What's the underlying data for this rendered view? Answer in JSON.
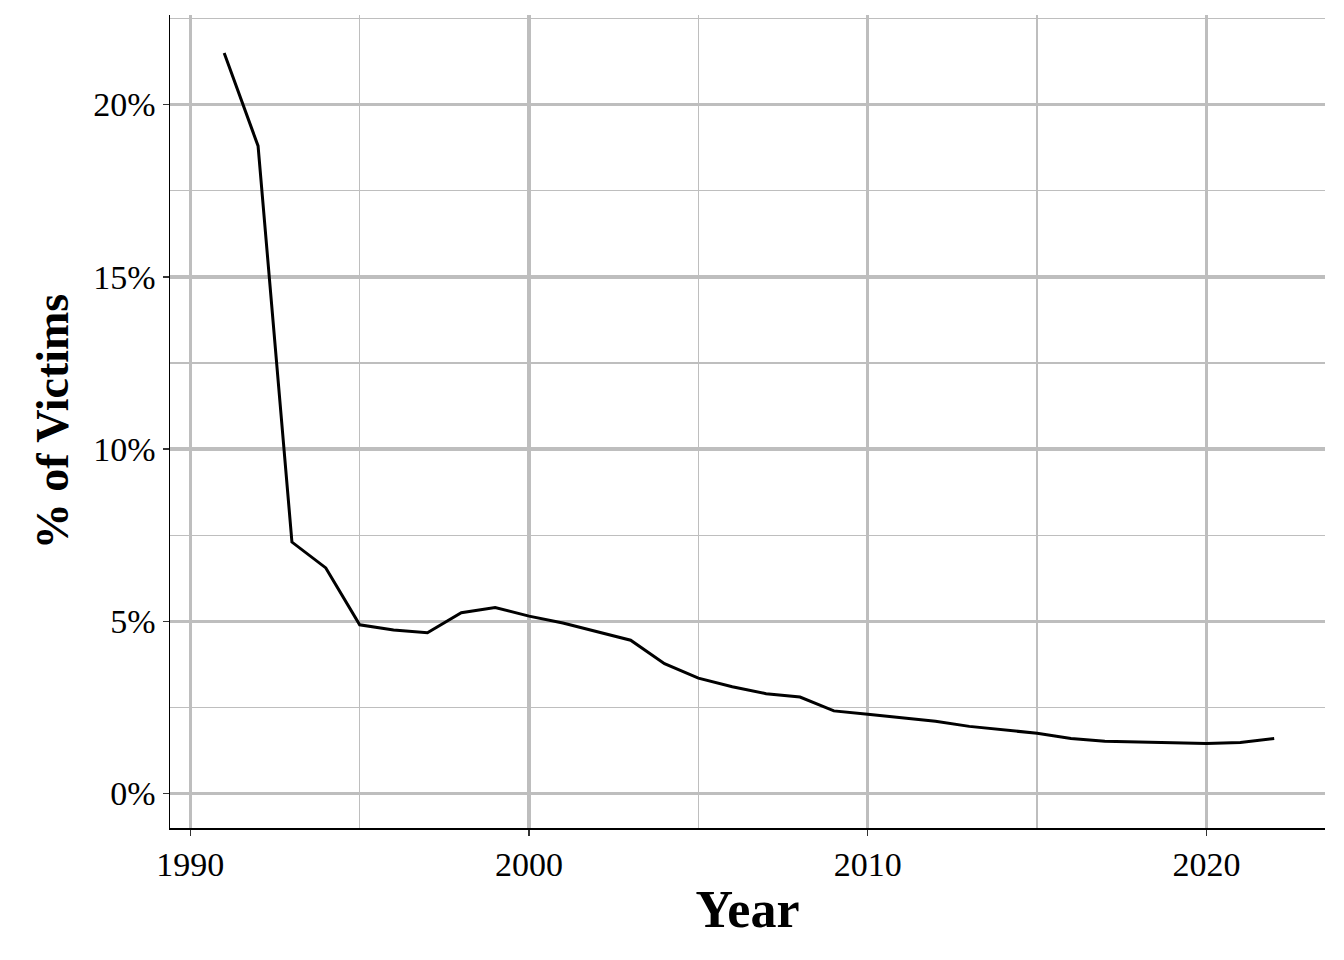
{
  "chart_data": {
    "type": "line",
    "x_label": "Year",
    "y_label": "% of Victims",
    "x": [
      1991,
      1992,
      1993,
      1994,
      1995,
      1996,
      1997,
      1998,
      1999,
      2000,
      2001,
      2002,
      2003,
      2004,
      2005,
      2006,
      2007,
      2008,
      2009,
      2010,
      2011,
      2012,
      2013,
      2014,
      2015,
      2016,
      2017,
      2018,
      2019,
      2020,
      2021,
      2022
    ],
    "values": [
      21.5,
      18.8,
      7.3,
      6.55,
      4.9,
      4.75,
      4.67,
      5.25,
      5.4,
      5.15,
      4.95,
      4.7,
      4.45,
      3.77,
      3.35,
      3.1,
      2.9,
      2.8,
      2.4,
      2.3,
      2.2,
      2.1,
      1.95,
      1.85,
      1.75,
      1.6,
      1.52,
      1.5,
      1.48,
      1.45,
      1.48,
      1.6
    ],
    "color": "#000000",
    "xlim": [
      1989.4,
      2023.5
    ],
    "xticks": [
      1990,
      2000,
      2010,
      2020
    ],
    "ylim": [
      -1.0,
      22.6
    ],
    "yticks": [
      {
        "value": 0,
        "label": "0%"
      },
      {
        "value": 5,
        "label": "5%"
      },
      {
        "value": 10,
        "label": "10%"
      },
      {
        "value": 15,
        "label": "15%"
      },
      {
        "value": 20,
        "label": "20%"
      }
    ],
    "grid": true
  }
}
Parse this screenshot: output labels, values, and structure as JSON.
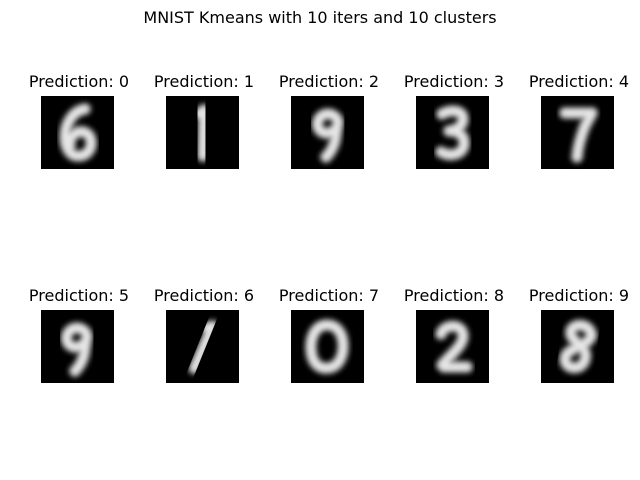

* * * * * * *

## Work to be completed
Reproduce each line of the entries in which the word "this" is found.

## Final answer
What's the underlying data for this rendered view? Answer in JSON.
Parse this screenshot: output labels, values, and structure as JSON.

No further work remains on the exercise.